Extracted records:
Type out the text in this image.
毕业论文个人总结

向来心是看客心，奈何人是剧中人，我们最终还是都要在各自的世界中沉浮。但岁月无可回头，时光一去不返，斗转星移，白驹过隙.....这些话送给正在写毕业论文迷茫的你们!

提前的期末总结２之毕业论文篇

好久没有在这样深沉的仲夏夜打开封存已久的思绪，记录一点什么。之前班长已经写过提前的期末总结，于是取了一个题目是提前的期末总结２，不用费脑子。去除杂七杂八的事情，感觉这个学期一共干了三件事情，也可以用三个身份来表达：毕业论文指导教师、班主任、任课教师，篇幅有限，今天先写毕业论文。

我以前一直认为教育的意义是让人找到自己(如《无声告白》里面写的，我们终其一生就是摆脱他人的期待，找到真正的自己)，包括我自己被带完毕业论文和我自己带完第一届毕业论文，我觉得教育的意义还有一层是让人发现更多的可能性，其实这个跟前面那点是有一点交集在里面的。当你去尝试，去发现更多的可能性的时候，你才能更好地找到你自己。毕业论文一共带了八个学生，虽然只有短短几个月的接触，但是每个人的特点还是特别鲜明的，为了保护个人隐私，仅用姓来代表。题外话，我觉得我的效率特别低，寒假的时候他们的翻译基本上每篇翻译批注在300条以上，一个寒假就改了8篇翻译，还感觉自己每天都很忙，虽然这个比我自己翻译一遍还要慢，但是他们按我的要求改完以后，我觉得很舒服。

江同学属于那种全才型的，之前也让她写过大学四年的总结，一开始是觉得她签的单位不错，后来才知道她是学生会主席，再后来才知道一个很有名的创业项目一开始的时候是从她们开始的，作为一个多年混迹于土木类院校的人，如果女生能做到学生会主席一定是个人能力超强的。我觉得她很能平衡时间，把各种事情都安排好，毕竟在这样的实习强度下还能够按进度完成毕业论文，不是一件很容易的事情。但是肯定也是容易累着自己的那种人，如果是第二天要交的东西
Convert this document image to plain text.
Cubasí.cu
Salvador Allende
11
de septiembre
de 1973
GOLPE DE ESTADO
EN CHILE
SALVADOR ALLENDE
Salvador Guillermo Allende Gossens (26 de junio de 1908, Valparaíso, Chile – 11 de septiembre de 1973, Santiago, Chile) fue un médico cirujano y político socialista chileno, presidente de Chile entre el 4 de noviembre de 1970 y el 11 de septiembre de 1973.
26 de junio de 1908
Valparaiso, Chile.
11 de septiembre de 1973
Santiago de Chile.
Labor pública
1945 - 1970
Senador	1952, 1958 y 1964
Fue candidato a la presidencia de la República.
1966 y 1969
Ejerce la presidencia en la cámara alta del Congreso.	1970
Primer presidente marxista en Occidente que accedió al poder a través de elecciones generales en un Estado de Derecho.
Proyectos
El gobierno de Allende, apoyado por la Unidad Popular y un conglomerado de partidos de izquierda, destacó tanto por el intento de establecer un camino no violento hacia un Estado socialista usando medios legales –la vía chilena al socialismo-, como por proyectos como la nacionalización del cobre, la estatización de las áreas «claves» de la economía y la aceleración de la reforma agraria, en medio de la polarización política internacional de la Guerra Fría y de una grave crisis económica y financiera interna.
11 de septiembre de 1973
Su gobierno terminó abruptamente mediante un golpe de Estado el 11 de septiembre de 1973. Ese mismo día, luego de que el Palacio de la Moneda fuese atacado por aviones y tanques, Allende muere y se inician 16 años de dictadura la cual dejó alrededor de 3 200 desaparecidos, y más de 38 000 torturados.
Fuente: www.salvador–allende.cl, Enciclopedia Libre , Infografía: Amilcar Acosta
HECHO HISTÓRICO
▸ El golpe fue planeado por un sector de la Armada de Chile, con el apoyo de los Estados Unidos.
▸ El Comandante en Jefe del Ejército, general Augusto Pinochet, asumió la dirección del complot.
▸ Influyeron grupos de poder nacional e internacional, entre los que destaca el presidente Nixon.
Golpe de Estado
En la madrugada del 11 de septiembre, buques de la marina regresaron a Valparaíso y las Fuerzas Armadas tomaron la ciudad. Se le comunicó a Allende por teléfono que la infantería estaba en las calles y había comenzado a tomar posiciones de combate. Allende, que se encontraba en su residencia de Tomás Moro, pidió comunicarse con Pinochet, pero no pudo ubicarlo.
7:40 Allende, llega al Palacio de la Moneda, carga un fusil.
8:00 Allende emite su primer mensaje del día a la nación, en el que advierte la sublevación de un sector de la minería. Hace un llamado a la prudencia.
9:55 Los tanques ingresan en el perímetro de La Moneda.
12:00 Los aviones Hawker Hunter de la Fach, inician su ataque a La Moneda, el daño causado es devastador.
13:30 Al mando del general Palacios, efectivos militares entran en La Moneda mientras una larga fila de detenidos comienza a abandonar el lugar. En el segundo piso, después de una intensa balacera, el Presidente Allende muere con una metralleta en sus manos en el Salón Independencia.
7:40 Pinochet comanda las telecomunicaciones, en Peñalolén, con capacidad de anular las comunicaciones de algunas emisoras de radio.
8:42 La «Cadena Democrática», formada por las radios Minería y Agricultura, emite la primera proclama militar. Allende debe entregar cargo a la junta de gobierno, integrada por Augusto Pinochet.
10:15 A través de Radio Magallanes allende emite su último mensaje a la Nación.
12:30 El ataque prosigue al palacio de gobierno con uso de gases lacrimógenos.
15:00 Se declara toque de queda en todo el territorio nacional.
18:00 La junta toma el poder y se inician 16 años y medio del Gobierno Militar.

● Problem details:
Go over the records above and tally the lines with the word "muere" in them. Give the number alone.

● Output of the exercise:
2